____ Given data

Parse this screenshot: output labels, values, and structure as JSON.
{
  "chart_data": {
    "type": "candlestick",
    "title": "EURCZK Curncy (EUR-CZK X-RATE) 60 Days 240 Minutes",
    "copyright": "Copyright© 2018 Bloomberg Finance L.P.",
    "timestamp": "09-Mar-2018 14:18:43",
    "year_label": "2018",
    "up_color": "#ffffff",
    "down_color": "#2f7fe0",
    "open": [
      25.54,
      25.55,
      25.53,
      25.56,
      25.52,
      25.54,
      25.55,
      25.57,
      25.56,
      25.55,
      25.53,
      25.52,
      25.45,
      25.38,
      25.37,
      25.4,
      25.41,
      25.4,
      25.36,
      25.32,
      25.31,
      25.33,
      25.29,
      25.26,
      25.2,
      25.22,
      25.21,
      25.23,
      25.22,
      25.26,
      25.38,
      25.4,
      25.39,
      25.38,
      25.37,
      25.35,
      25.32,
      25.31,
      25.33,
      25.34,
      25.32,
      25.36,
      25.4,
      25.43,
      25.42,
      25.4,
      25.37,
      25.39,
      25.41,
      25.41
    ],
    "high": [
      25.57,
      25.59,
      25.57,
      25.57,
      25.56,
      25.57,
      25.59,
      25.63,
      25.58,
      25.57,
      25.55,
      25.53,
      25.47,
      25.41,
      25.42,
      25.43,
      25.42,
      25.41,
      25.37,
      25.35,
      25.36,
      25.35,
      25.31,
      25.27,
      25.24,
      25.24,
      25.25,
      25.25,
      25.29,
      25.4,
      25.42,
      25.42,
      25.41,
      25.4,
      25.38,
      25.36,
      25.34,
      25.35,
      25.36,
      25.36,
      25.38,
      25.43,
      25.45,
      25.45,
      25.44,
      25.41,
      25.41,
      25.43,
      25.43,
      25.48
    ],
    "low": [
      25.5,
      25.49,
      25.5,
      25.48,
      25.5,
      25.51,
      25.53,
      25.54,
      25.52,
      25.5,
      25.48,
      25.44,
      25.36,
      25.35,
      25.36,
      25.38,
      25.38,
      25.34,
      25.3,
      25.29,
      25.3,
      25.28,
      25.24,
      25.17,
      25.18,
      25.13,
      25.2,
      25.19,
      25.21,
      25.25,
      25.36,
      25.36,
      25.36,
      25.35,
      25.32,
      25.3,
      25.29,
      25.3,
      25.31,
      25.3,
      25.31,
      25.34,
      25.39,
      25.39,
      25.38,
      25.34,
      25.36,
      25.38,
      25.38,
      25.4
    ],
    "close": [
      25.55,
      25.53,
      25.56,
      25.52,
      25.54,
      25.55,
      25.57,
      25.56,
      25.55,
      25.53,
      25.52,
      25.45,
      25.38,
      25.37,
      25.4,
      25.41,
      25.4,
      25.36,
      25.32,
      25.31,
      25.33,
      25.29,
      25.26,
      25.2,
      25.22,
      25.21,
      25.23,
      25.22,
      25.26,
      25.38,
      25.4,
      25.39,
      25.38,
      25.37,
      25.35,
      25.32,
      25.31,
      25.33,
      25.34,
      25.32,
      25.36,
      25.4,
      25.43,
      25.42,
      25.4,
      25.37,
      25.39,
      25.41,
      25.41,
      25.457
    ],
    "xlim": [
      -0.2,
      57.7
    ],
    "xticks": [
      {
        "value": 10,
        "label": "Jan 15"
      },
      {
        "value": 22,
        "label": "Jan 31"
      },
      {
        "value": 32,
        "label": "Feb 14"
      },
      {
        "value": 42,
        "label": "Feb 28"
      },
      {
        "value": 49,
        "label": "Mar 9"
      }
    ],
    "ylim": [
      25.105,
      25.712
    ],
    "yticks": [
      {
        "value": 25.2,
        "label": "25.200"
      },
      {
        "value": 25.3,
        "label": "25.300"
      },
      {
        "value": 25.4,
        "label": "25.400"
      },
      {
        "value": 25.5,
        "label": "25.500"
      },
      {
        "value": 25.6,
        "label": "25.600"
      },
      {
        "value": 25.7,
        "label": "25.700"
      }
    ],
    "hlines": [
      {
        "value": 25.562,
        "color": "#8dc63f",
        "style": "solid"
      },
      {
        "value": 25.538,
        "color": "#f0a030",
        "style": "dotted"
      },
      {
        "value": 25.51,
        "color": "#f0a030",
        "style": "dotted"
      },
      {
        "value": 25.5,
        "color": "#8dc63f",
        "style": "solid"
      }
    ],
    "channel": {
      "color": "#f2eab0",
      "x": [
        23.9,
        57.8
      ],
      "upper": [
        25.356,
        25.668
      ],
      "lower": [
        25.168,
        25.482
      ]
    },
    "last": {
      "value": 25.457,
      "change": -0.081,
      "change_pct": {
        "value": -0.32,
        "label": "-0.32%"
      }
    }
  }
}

________

What the exercise asks:
Quote all of the entries exactly as they appear.

Correct response:
Parse this screenshot: output labels, values, and structure as JSON.
{
  "chart_data": {
    "type": "candlestick",
    "title": "EURCZK Curncy (EUR-CZK X-RATE) 60 Days 240 Minutes",
    "copyright": "Copyright© 2018 Bloomberg Finance L.P.",
    "timestamp": "09-Mar-2018 14:18:43",
    "year_label": "2018",
    "up_color": "#ffffff",
    "down_color": "#2f7fe0",
    "open": [
      25.54,
      25.55,
      25.53,
      25.56,
      25.52,
      25.54,
      25.55,
      25.57,
      25.56,
      25.55,
      25.53,
      25.52,
      25.45,
      25.38,
      25.37,
      25.4,
      25.41,
      25.4,
      25.36,
      25.32,
      25.31,
      25.33,
      25.29,
      25.26,
      25.2,
      25.22,
      25.21,
      25.23,
      25.22,
      25.26,
      25.38,
      25.4,
      25.39,
      25.38,
      25.37,
      25.35,
      25.32,
      25.31,
      25.33,
      25.34,
      25.32,
      25.36,
      25.4,
      25.43,
      25.42,
      25.4,
      25.37,
      25.39,
      25.41,
      25.41
    ],
    "high": [
      25.57,
      25.59,
      25.57,
      25.57,
      25.56,
      25.57,
      25.59,
      25.63,
      25.58,
      25.57,
      25.55,
      25.53,
      25.47,
      25.41,
      25.42,
      25.43,
      25.42,
      25.41,
      25.37,
      25.35,
      25.36,
      25.35,
      25.31,
      25.27,
      25.24,
      25.24,
      25.25,
      25.25,
      25.29,
      25.4,
      25.42,
      25.42,
      25.41,
      25.4,
      25.38,
      25.36,
      25.34,
      25.35,
      25.36,
      25.36,
      25.38,
      25.43,
      25.45,
      25.45,
      25.44,
      25.41,
      25.41,
      25.43,
      25.43,
      25.48
    ],
    "low": [
      25.5,
      25.49,
      25.5,
      25.48,
      25.5,
      25.51,
      25.53,
      25.54,
      25.52,
      25.5,
      25.48,
      25.44,
      25.36,
      25.35,
      25.36,
      25.38,
      25.38,
      25.34,
      25.3,
      25.29,
      25.3,
      25.28,
      25.24,
      25.17,
      25.18,
      25.13,
      25.2,
      25.19,
      25.21,
      25.25,
      25.36,
      25.36,
      25.36,
      25.35,
      25.32,
      25.3,
      25.29,
      25.3,
      25.31,
      25.3,
      25.31,
      25.34,
      25.39,
      25.39,
      25.38,
      25.34,
      25.36,
      25.38,
      25.38,
      25.4
    ],
    "close": [
      25.55,
      25.53,
      25.56,
      25.52,
      25.54,
      25.55,
      25.57,
      25.56,
      25.55,
      25.53,
      25.52,
      25.45,
      25.38,
      25.37,
      25.4,
      25.41,
      25.4,
      25.36,
      25.32,
      25.31,
      25.33,
      25.29,
      25.26,
      25.2,
      25.22,
      25.21,
      25.23,
      25.22,
      25.26,
      25.38,
      25.4,
      25.39,
      25.38,
      25.37,
      25.35,
      25.32,
      25.31,
      25.33,
      25.34,
      25.32,
      25.36,
      25.4,
      25.43,
      25.42,
      25.4,
      25.37,
      25.39,
      25.41,
      25.41,
      25.457
    ],
    "xlim": [
      -0.2,
      57.7
    ],
    "xticks": [
      {
        "value": 10,
        "label": "Jan 15"
      },
      {
        "value": 22,
        "label": "Jan 31"
      },
      {
        "value": 32,
        "label": "Feb 14"
      },
      {
        "value": 42,
        "label": "Feb 28"
      },
      {
        "value": 49,
        "label": "Mar 9"
      }
    ],
    "ylim": [
      25.105,
      25.712
    ],
    "yticks": [
      {
        "value": 25.2,
        "label": "25.200"
      },
      {
        "value": 25.3,
        "label": "25.300"
      },
      {
        "value": 25.4,
        "label": "25.400"
      },
      {
        "value": 25.5,
        "label": "25.500"
      },
      {
        "value": 25.6,
        "label": "25.600"
      },
      {
        "value": 25.7,
        "label": "25.700"
      }
    ],
    "hlines": [
      {
        "value": 25.562,
        "color": "#8dc63f",
        "style": "solid"
      },
      {
        "value": 25.538,
        "color": "#f0a030",
        "style": "dotted"
      },
      {
        "value": 25.51,
        "color": "#f0a030",
        "style": "dotted"
      },
      {
        "value": 25.5,
        "color": "#8dc63f",
        "style": "solid"
      }
    ],
    "channel": {
      "color": "#f2eab0",
      "x": [
        23.9,
        57.8
      ],
      "upper": [
        25.356,
        25.668
      ],
      "lower": [
        25.168,
        25.482
      ]
    },
    "last": {
      "value": 25.457,
      "change": -0.081,
      "change_pct": {
        "value": -0.32,
        "label": "-0.32%"
      }
    }
  }
}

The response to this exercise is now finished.